» **Task**:
Change "Stock Market" to "Share Market" in the entries from the line with "indicators-table: Total Bonds, Bonds, Equities, Reserves" to the line with "table-cell: 166.9 bbox=[848, 381, 874, 392]", leaving everything else unchanged. Give only those lines.

Start

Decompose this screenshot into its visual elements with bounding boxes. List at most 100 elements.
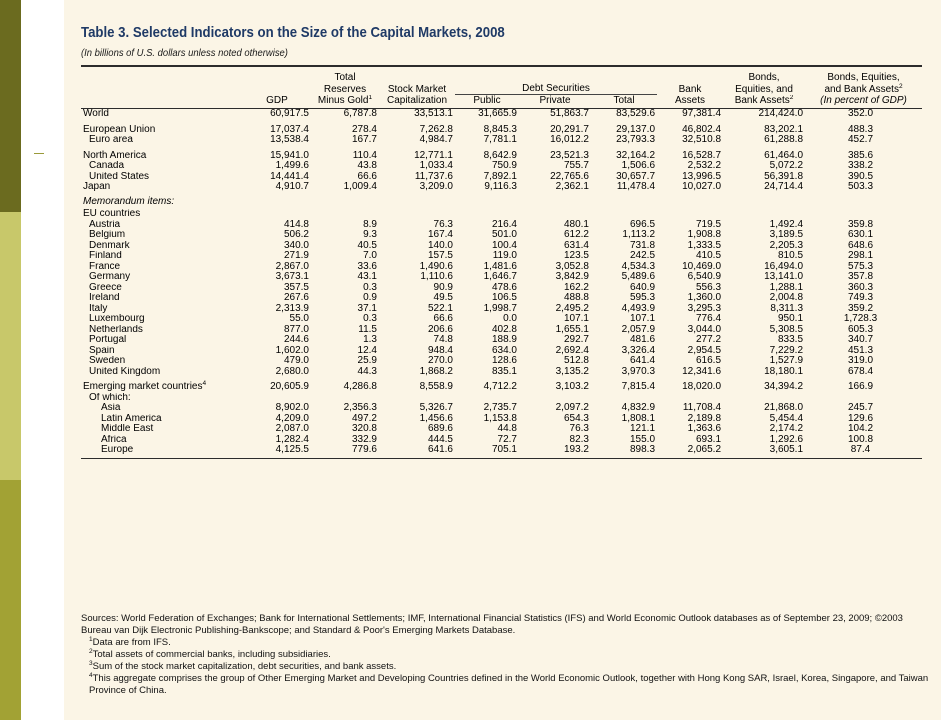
indicators-table: Total Bonds, Bonds, Equities, Reserves S… bbox=[81, 72, 923, 459]
table-notes: Sources: World Federation of Exchanges; … bbox=[81, 613, 931, 697]
table-cell: 66.6 bbox=[357, 171, 377, 182]
table-cell: 9,116.3 bbox=[484, 182, 517, 192]
header-bonds-pct-line1: Bonds, Equities, bbox=[827, 72, 900, 83]
table-cell: 128.6 bbox=[491, 356, 517, 366]
table-cell: 40.5 bbox=[357, 240, 377, 251]
header-stock-line1: Stock Market bbox=[387, 83, 447, 95]
row-label: Finland bbox=[89, 251, 122, 261]
table-cell: 166.9 bbox=[848, 381, 874, 392]
table-cell: 1,908.8 bbox=[687, 230, 722, 240]
table-cell: 3,970.3 bbox=[621, 366, 656, 377]
row-label: Memorandum items: bbox=[83, 195, 175, 207]
table-cell: 7,229.2 bbox=[769, 345, 804, 356]
table-cell: 8,311.3 bbox=[770, 303, 804, 314]
table-cell: 320.8 bbox=[351, 424, 377, 434]
table-cell: 8,845.3 bbox=[483, 123, 517, 135]
table-cell: 4,125.5 bbox=[243, 445, 311, 459]
table-cell: 1,492.4 bbox=[769, 219, 804, 230]
table-cell: 2,087.0 bbox=[275, 424, 309, 434]
table-cell: 9.3 bbox=[363, 230, 377, 240]
table-row: Portugal 244.6 1.3 74.8 188.9 292.7 481.6 277.2… bbox=[81, 335, 922, 346]
table-cell: 2,495.2 bbox=[555, 303, 589, 314]
table-row: Euro area 13,538.4 167.7 4,984.7 7,781.1 16,0… bbox=[81, 135, 922, 146]
table-cell: 501.0 bbox=[491, 230, 517, 240]
table-cell: 1.3 bbox=[363, 335, 377, 345]
table-cell: 7,815.4 bbox=[621, 381, 656, 392]
table-cell: 8.9 bbox=[363, 219, 377, 230]
table-cell: 385.6 bbox=[848, 149, 874, 161]
table-cell: 61,464.0 bbox=[764, 149, 804, 161]
table-cell: 44.3 bbox=[357, 366, 377, 377]
table-cell: 2,205.3 bbox=[769, 240, 804, 251]
table-row: United States 14,441.4 66.6 11,737.6 7,892.1… bbox=[81, 172, 922, 183]
row-label: Greece bbox=[89, 282, 122, 293]
table-cell: 0.3 bbox=[363, 314, 377, 324]
table-cell: 779.6 bbox=[311, 445, 379, 459]
table-row: Netherlands 877.0 11.5 206.6 402.8 1,655.1 2,0… bbox=[81, 325, 922, 336]
table-row: Luxembourg 55.0 0.3 66.6 0.0 107.1 107.1 776.4 9… bbox=[81, 314, 922, 325]
header-bank-line1: Bank bbox=[678, 83, 702, 95]
table-cell: 51,863.7 bbox=[550, 108, 589, 119]
table-cell: 4,209.0 bbox=[275, 413, 309, 424]
table-row: Sweden 479.0 25.9 270.0 128.6 512.8 641.4 616.5… bbox=[81, 356, 922, 367]
row-label: Italy bbox=[89, 303, 108, 314]
table-cell: 29,137.0 bbox=[616, 123, 656, 135]
table-cell: 1,456.6 bbox=[419, 413, 453, 424]
table-cell: 4,712.2 bbox=[483, 381, 517, 392]
table-cell: 12,771.1 bbox=[414, 149, 453, 161]
table-cell: 640.9 bbox=[629, 282, 656, 293]
table-cell: 352.0 bbox=[848, 108, 874, 119]
slide-tick-mark bbox=[34, 153, 44, 154]
table-cell: 3,103.2 bbox=[555, 381, 589, 392]
table-cell: 749.3 bbox=[848, 293, 874, 303]
row-label: North America bbox=[83, 149, 147, 161]
row-label: Middle East bbox=[101, 424, 154, 434]
table-cell: 33.6 bbox=[357, 261, 377, 272]
table-row: Canada 1,499.6 43.8 1,033.4 750.9 755.7 1,506.… bbox=[81, 161, 922, 172]
table-cell: 833.5 bbox=[777, 335, 804, 345]
header-debt-public: Public bbox=[455, 94, 519, 109]
table-cell: 8,558.9 bbox=[419, 381, 453, 392]
table-cell: 267.6 bbox=[283, 293, 309, 303]
table-cell: 359.2 bbox=[848, 303, 874, 314]
table-cell: 810.5 bbox=[777, 251, 804, 261]
table-cell: 162.2 bbox=[563, 282, 589, 293]
row-label: European Union bbox=[83, 123, 156, 135]
table-cell: 46,802.4 bbox=[682, 123, 722, 135]
table-cell: 693.1 bbox=[695, 434, 722, 445]
row-label: Netherlands bbox=[89, 324, 143, 335]
table-cell: 298.1 bbox=[848, 251, 874, 261]
table-cell: 56,391.8 bbox=[764, 171, 804, 182]
table-cell: 11.5 bbox=[358, 324, 377, 335]
table-row: United Kingdom 2,680.0 44.3 1,868.2 835.1 3,1… bbox=[81, 367, 922, 378]
table-cell: 3,605.1 bbox=[723, 445, 806, 459]
table-cell: 216.4 bbox=[491, 219, 517, 230]
table-cell: 271.9 bbox=[283, 251, 309, 261]
table-cell: 12.4 bbox=[357, 345, 377, 356]
footnote-2: 2Total assets of commercial banks, inclu… bbox=[89, 648, 331, 660]
header-row-2: Reserves Stock Market Debt Securities Ba… bbox=[81, 83, 922, 95]
table-cell: 0.0 bbox=[503, 314, 517, 324]
table-cell: 0.3 bbox=[363, 282, 377, 293]
table-cell: 1,292.6 bbox=[769, 434, 804, 445]
header-bonds-line1: Bonds, bbox=[748, 72, 780, 83]
table-row: Greece 357.5 0.3 90.9 478.6 162.2 640.9 556.3 1,… bbox=[81, 283, 922, 294]
table-cell: 100.8 bbox=[848, 434, 874, 445]
table-cell: 4,910.7 bbox=[275, 182, 309, 192]
table-cell: 1,499.6 bbox=[275, 161, 309, 171]
table-cell: 107.1 bbox=[629, 314, 656, 324]
table-cell: 631.4 bbox=[563, 240, 589, 251]
header-bonds-line2: Equities, and bbox=[735, 83, 793, 95]
table-cell: 37.1 bbox=[357, 303, 377, 314]
table-row: North America 15,941.0 110.4 12,771.1 8,642.… bbox=[81, 146, 922, 162]
table-cell: 2,362.1 bbox=[555, 182, 589, 192]
table-cell: 13,996.5 bbox=[682, 171, 722, 182]
row-label: Latin America bbox=[101, 413, 162, 424]
table-cell: 155.0 bbox=[629, 434, 656, 445]
header-debt-private: Private bbox=[519, 94, 591, 109]
table-cell: 641.4 bbox=[629, 356, 656, 366]
table-cell: 0.9 bbox=[363, 293, 377, 303]
footnote-3: 3Sum of the stock market capitalization,… bbox=[89, 660, 397, 672]
row-label: Of which: bbox=[89, 392, 131, 403]
table-cell: 2,097.2 bbox=[555, 403, 589, 413]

End

» **Answer to the task**:
indicators-table: Total Bonds, Bonds, Equities, Reserves S… bbox=[81, 72, 923, 459]
table-notes: Sources: World Federation of Exchanges; … bbox=[81, 613, 931, 697]
table-cell: 66.6 bbox=[357, 171, 377, 182]
table-cell: 9,116.3 bbox=[484, 182, 517, 192]
header-bonds-pct-line1: Bonds, Equities, bbox=[827, 72, 900, 83]
table-cell: 128.6 bbox=[491, 356, 517, 366]
table-cell: 40.5 bbox=[357, 240, 377, 251]
header-stock-line1: Share Market bbox=[387, 83, 447, 95]
row-label: Finland bbox=[89, 251, 122, 261]
table-cell: 166.9 bbox=[848, 381, 874, 392]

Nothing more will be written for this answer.